* _WHAT TO WORK ON_
Draw out every line with the word "Участок" from the listing below.

* _Data entries_
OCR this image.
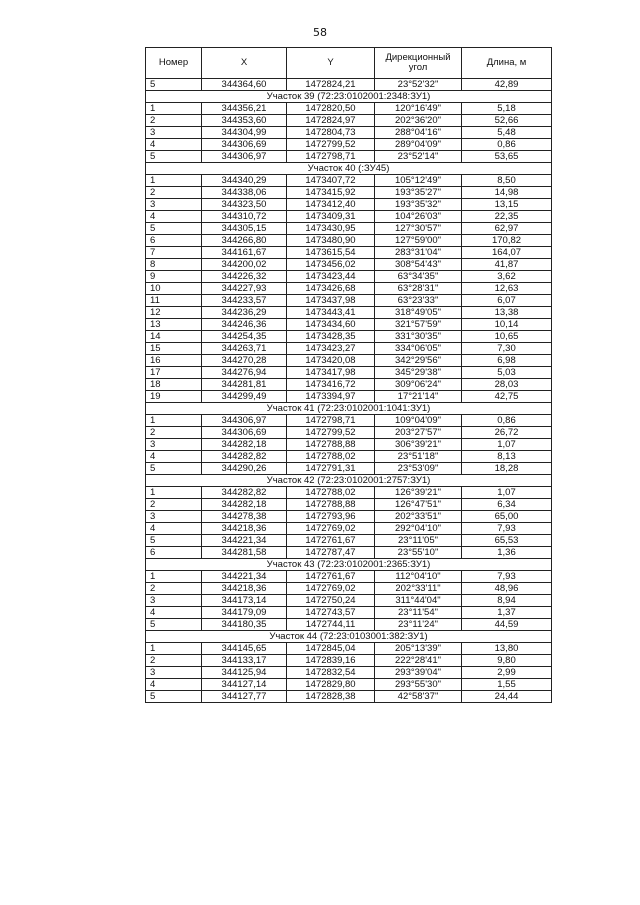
58
Номер	X	Y	Дирекционный угол	Длина, м
5	344364,60	1472824,21	23°52'32"	42,89
Участок 39 (72:23:0102001:2348:ЗУ1)				
1	344356,21	1472820,50	120°16'49"	5,18
2	344353,60	1472824,97	202°36'20"	52,66
3	344304,99	1472804,73	288°04'16"	5,48
4	344306,69	1472799,52	289°04'09"	0,86
5	344306,97	1472798,71	23°52'14"	53,65
Участок 40 (:ЗУ45)				
1	344340,29	1473407,72	105°12'49"	8,50
2	344338,06	1473415,92	193°35'27"	14,98
3	344323,50	1473412,40	193°35'32"	13,15
4	344310,72	1473409,31	104°26'03"	22,35
5	344305,15	1473430,95	127°30'57"	62,97
6	344266,80	1473480,90	127°59'00"	170,82
7	344161,67	1473615,54	283°31'04"	164,07
8	344200,02	1473456,02	308°54'43"	41,87
9	344226,32	1473423,44	63°34'35"	3,62
10	344227,93	1473426,68	63°28'31"	12,63
11	344233,57	1473437,98	63°23'33"	6,07
12	344236,29	1473443,41	318°49'05"	13,38
13	344246,36	1473434,60	321°57'59"	10,14
14	344254,35	1473428,35	331°30'35"	10,65
15	344263,71	1473423,27	334°06'05"	7,30
16	344270,28	1473420,08	342°29'56"	6,98
17	344276,94	1473417,98	345°29'38"	5,03
18	344281,81	1473416,72	309°06'24"	28,03
19	344299,49	1473394,97	17°21'14"	42,75
Участок 41 (72:23:0102001:1041:ЗУ1)				
1	344306,97	1472798,71	109°04'09"	0,86
2	344306,69	1472799,52	203°27'57"	26,72
3	344282,18	1472788,88	306°39'21"	1,07
4	344282,82	1472788,02	23°51'18"	8,13
5	344290,26	1472791,31	23°53'09"	18,28
Участок 42 (72:23:0102001:2757:ЗУ1)				
1	344282,82	1472788,02	126°39'21"	1,07
2	344282,18	1472788,88	126°47'51"	6,34
3	344278,38	1472793,96	202°33'51"	65,00
4	344218,36	1472769,02	292°04'10"	7,93
5	344221,34	1472761,67	23°11'05"	65,53
6	344281,58	1472787,47	23°55'10"	1,36
Участок 43 (72:23:0102001:2365:ЗУ1)				
1	344221,34	1472761,67	112°04'10"	7,93
2	344218,36	1472769,02	202°33'11"	48,96
3	344173,14	1472750,24	311°44'04"	8,94
4	344179,09	1472743,57	23°11'54"	1,37
5	344180,35	1472744,11	23°11'24"	44,59
Участок 44 (72:23:0103001:382:ЗУ1)				
1	344145,65	1472845,04	205°13'39"	13,80
2	344133,17	1472839,16	222°28'41"	9,80
3	344125,94	1472832,54	293°39'04"	2,99
4	344127,14	1472829,80	293°55'30"	1,55
5	344127,77	1472828,38	42°58'37"	24,44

* _RESPONSE TO THIS EXERCISE_
Участок 39 (72:23:0102001:2348:ЗУ1)				
Участок 40 (:ЗУ45)				
Участок 41 (72:23:0102001:1041:ЗУ1)				
Участок 42 (72:23:0102001:2757:ЗУ1)				
Участок 43 (72:23:0102001:2365:ЗУ1)				
Участок 44 (72:23:0103001:382:ЗУ1)				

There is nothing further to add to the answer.